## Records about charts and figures
• • •

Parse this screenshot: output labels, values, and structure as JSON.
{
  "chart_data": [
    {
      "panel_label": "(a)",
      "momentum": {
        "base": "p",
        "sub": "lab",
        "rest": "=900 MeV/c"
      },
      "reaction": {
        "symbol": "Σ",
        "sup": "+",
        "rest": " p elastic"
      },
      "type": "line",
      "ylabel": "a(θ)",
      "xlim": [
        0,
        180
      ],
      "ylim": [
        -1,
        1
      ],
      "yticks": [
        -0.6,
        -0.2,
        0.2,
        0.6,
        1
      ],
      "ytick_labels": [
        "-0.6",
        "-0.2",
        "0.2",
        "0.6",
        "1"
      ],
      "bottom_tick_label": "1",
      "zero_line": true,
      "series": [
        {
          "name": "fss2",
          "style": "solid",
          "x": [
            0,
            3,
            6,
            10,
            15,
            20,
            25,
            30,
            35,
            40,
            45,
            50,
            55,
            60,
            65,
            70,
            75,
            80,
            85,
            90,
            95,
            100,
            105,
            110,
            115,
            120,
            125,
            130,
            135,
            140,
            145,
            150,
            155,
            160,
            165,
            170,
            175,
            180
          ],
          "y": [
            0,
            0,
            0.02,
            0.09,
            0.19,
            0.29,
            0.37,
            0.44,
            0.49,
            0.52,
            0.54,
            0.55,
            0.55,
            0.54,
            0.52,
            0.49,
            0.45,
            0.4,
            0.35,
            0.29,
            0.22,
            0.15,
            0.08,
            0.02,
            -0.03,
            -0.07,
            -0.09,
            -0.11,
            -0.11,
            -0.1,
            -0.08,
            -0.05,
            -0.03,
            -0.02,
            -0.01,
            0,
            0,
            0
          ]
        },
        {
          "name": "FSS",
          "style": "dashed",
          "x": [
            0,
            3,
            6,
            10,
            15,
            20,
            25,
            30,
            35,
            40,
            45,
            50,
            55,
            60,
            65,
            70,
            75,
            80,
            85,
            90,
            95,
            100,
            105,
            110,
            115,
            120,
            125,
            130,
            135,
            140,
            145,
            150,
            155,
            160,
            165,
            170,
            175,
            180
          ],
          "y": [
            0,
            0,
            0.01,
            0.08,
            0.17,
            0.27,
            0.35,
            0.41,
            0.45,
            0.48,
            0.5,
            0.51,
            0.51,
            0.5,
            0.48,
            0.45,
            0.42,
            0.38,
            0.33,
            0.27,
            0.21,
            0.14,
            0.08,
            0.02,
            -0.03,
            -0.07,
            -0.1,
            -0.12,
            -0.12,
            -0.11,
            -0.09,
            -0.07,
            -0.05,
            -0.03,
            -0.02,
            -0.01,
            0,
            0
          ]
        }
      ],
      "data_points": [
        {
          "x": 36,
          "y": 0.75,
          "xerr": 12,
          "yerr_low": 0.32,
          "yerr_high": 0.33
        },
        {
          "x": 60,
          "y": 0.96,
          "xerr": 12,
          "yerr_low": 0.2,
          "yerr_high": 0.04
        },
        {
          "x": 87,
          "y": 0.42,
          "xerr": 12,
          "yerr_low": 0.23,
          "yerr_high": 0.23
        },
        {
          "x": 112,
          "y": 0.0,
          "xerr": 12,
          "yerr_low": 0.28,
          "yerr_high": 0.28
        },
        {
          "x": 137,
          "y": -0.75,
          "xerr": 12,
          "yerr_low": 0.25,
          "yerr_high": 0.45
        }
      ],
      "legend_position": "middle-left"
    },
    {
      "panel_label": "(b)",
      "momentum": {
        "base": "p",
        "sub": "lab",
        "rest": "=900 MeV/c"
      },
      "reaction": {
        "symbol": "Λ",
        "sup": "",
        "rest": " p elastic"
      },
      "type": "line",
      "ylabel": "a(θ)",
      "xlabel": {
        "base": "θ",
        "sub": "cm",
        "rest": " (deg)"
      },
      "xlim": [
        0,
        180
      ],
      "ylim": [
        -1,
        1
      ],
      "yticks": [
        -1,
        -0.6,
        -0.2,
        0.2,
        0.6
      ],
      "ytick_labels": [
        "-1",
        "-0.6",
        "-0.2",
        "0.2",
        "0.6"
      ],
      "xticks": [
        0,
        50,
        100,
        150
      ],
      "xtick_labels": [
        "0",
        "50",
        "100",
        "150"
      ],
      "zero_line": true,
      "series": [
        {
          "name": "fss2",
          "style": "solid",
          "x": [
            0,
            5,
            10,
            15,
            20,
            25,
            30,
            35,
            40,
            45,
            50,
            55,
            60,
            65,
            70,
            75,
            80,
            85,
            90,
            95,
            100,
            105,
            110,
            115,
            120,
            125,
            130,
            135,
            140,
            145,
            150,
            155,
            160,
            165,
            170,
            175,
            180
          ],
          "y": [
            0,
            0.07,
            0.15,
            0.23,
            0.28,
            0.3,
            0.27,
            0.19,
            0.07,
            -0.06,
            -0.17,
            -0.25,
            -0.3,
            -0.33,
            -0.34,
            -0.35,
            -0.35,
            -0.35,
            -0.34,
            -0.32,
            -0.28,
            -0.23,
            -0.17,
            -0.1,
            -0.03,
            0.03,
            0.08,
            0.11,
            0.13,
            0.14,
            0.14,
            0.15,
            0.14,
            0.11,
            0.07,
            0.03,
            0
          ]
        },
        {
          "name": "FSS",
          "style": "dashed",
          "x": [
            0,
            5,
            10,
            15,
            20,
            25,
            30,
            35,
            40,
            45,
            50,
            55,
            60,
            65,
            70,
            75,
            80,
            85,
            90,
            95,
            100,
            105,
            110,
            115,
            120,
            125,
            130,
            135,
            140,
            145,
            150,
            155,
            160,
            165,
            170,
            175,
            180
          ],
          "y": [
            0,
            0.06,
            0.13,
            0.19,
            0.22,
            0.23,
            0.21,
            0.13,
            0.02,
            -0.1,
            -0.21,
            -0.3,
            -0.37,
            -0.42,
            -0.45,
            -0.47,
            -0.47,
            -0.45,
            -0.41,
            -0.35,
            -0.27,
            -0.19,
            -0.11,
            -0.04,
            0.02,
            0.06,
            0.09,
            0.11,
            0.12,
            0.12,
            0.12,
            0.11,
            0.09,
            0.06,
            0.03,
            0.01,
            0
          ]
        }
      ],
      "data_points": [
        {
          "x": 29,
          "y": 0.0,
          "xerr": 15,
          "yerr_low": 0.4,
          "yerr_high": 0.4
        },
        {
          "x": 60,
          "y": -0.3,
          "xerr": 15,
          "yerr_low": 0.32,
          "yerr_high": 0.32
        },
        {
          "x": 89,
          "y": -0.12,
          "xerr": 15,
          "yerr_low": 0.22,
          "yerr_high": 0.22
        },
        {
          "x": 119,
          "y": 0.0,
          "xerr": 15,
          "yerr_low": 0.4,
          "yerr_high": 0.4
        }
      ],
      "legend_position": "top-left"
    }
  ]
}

• • •

## DESCRIPTION OF THE TASK
Output the listing above without altering a single character.

## RESULT
Parse this screenshot: output labels, values, and structure as JSON.
{
  "chart_data": [
    {
      "panel_label": "(a)",
      "momentum": {
        "base": "p",
        "sub": "lab",
        "rest": "=900 MeV/c"
      },
      "reaction": {
        "symbol": "Σ",
        "sup": "+",
        "rest": " p elastic"
      },
      "type": "line",
      "ylabel": "a(θ)",
      "xlim": [
        0,
        180
      ],
      "ylim": [
        -1,
        1
      ],
      "yticks": [
        -0.6,
        -0.2,
        0.2,
        0.6,
        1
      ],
      "ytick_labels": [
        "-0.6",
        "-0.2",
        "0.2",
        "0.6",
        "1"
      ],
      "bottom_tick_label": "1",
      "zero_line": true,
      "series": [
        {
          "name": "fss2",
          "style": "solid",
          "x": [
            0,
            3,
            6,
            10,
            15,
            20,
            25,
            30,
            35,
            40,
            45,
            50,
            55,
            60,
            65,
            70,
            75,
            80,
            85,
            90,
            95,
            100,
            105,
            110,
            115,
            120,
            125,
            130,
            135,
            140,
            145,
            150,
            155,
            160,
            165,
            170,
            175,
            180
          ],
          "y": [
            0,
            0,
            0.02,
            0.09,
            0.19,
            0.29,
            0.37,
            0.44,
            0.49,
            0.52,
            0.54,
            0.55,
            0.55,
            0.54,
            0.52,
            0.49,
            0.45,
            0.4,
            0.35,
            0.29,
            0.22,
            0.15,
            0.08,
            0.02,
            -0.03,
            -0.07,
            -0.09,
            -0.11,
            -0.11,
            -0.1,
            -0.08,
            -0.05,
            -0.03,
            -0.02,
            -0.01,
            0,
            0,
            0
          ]
        },
        {
          "name": "FSS",
          "style": "dashed",
          "x": [
            0,
            3,
            6,
            10,
            15,
            20,
            25,
            30,
            35,
            40,
            45,
            50,
            55,
            60,
            65,
            70,
            75,
            80,
            85,
            90,
            95,
            100,
            105,
            110,
            115,
            120,
            125,
            130,
            135,
            140,
            145,
            150,
            155,
            160,
            165,
            170,
            175,
            180
          ],
          "y": [
            0,
            0,
            0.01,
            0.08,
            0.17,
            0.27,
            0.35,
            0.41,
            0.45,
            0.48,
            0.5,
            0.51,
            0.51,
            0.5,
            0.48,
            0.45,
            0.42,
            0.38,
            0.33,
            0.27,
            0.21,
            0.14,
            0.08,
            0.02,
            -0.03,
            -0.07,
            -0.1,
            -0.12,
            -0.12,
            -0.11,
            -0.09,
            -0.07,
            -0.05,
            -0.03,
            -0.02,
            -0.01,
            0,
            0
          ]
        }
      ],
      "data_points": [
        {
          "x": 36,
          "y": 0.75,
          "xerr": 12,
          "yerr_low": 0.32,
          "yerr_high": 0.33
        },
        {
          "x": 60,
          "y": 0.96,
          "xerr": 12,
          "yerr_low": 0.2,
          "yerr_high": 0.04
        },
        {
          "x": 87,
          "y": 0.42,
          "xerr": 12,
          "yerr_low": 0.23,
          "yerr_high": 0.23
        },
        {
          "x": 112,
          "y": 0.0,
          "xerr": 12,
          "yerr_low": 0.28,
          "yerr_high": 0.28
        },
        {
          "x": 137,
          "y": -0.75,
          "xerr": 12,
          "yerr_low": 0.25,
          "yerr_high": 0.45
        }
      ],
      "legend_position": "middle-left"
    },
    {
      "panel_label": "(b)",
      "momentum": {
        "base": "p",
        "sub": "lab",
        "rest": "=900 MeV/c"
      },
      "reaction": {
        "symbol": "Λ",
        "sup": "",
        "rest": " p elastic"
      },
      "type": "line",
      "ylabel": "a(θ)",
      "xlabel": {
        "base": "θ",
        "sub": "cm",
        "rest": " (deg)"
      },
      "xlim": [
        0,
        180
      ],
      "ylim": [
        -1,
        1
      ],
      "yticks": [
        -1,
        -0.6,
        -0.2,
        0.2,
        0.6
      ],
      "ytick_labels": [
        "-1",
        "-0.6",
        "-0.2",
        "0.2",
        "0.6"
      ],
      "xticks": [
        0,
        50,
        100,
        150
      ],
      "xtick_labels": [
        "0",
        "50",
        "100",
        "150"
      ],
      "zero_line": true,
      "series": [
        {
          "name": "fss2",
          "style": "solid",
          "x": [
            0,
            5,
            10,
            15,
            20,
            25,
            30,
            35,
            40,
            45,
            50,
            55,
            60,
            65,
            70,
            75,
            80,
            85,
            90,
            95,
            100,
            105,
            110,
            115,
            120,
            125,
            130,
            135,
            140,
            145,
            150,
            155,
            160,
            165,
            170,
            175,
            180
          ],
          "y": [
            0,
            0.07,
            0.15,
            0.23,
            0.28,
            0.3,
            0.27,
            0.19,
            0.07,
            -0.06,
            -0.17,
            -0.25,
            -0.3,
            -0.33,
            -0.34,
            -0.35,
            -0.35,
            -0.35,
            -0.34,
            -0.32,
            -0.28,
            -0.23,
            -0.17,
            -0.1,
            -0.03,
            0.03,
            0.08,
            0.11,
            0.13,
            0.14,
            0.14,
            0.15,
            0.14,
            0.11,
            0.07,
            0.03,
            0
          ]
        },
        {
          "name": "FSS",
          "style": "dashed",
          "x": [
            0,
            5,
            10,
            15,
            20,
            25,
            30,
            35,
            40,
            45,
            50,
            55,
            60,
            65,
            70,
            75,
            80,
            85,
            90,
            95,
            100,
            105,
            110,
            115,
            120,
            125,
            130,
            135,
            140,
            145,
            150,
            155,
            160,
            165,
            170,
            175,
            180
          ],
          "y": [
            0,
            0.06,
            0.13,
            0.19,
            0.22,
            0.23,
            0.21,
            0.13,
            0.02,
            -0.1,
            -0.21,
            -0.3,
            -0.37,
            -0.42,
            -0.45,
            -0.47,
            -0.47,
            -0.45,
            -0.41,
            -0.35,
            -0.27,
            -0.19,
            -0.11,
            -0.04,
            0.02,
            0.06,
            0.09,
            0.11,
            0.12,
            0.12,
            0.12,
            0.11,
            0.09,
            0.06,
            0.03,
            0.01,
            0
          ]
        }
      ],
      "data_points": [
        {
          "x": 29,
          "y": 0.0,
          "xerr": 15,
          "yerr_low": 0.4,
          "yerr_high": 0.4
        },
        {
          "x": 60,
          "y": -0.3,
          "xerr": 15,
          "yerr_low": 0.32,
          "yerr_high": 0.32
        },
        {
          "x": 89,
          "y": -0.12,
          "xerr": 15,
          "yerr_low": 0.22,
          "yerr_high": 0.22
        },
        {
          "x": 119,
          "y": 0.0,
          "xerr": 15,
          "yerr_low": 0.4,
          "yerr_high": 0.4
        }
      ],
      "legend_position": "top-left"
    }
  ]
}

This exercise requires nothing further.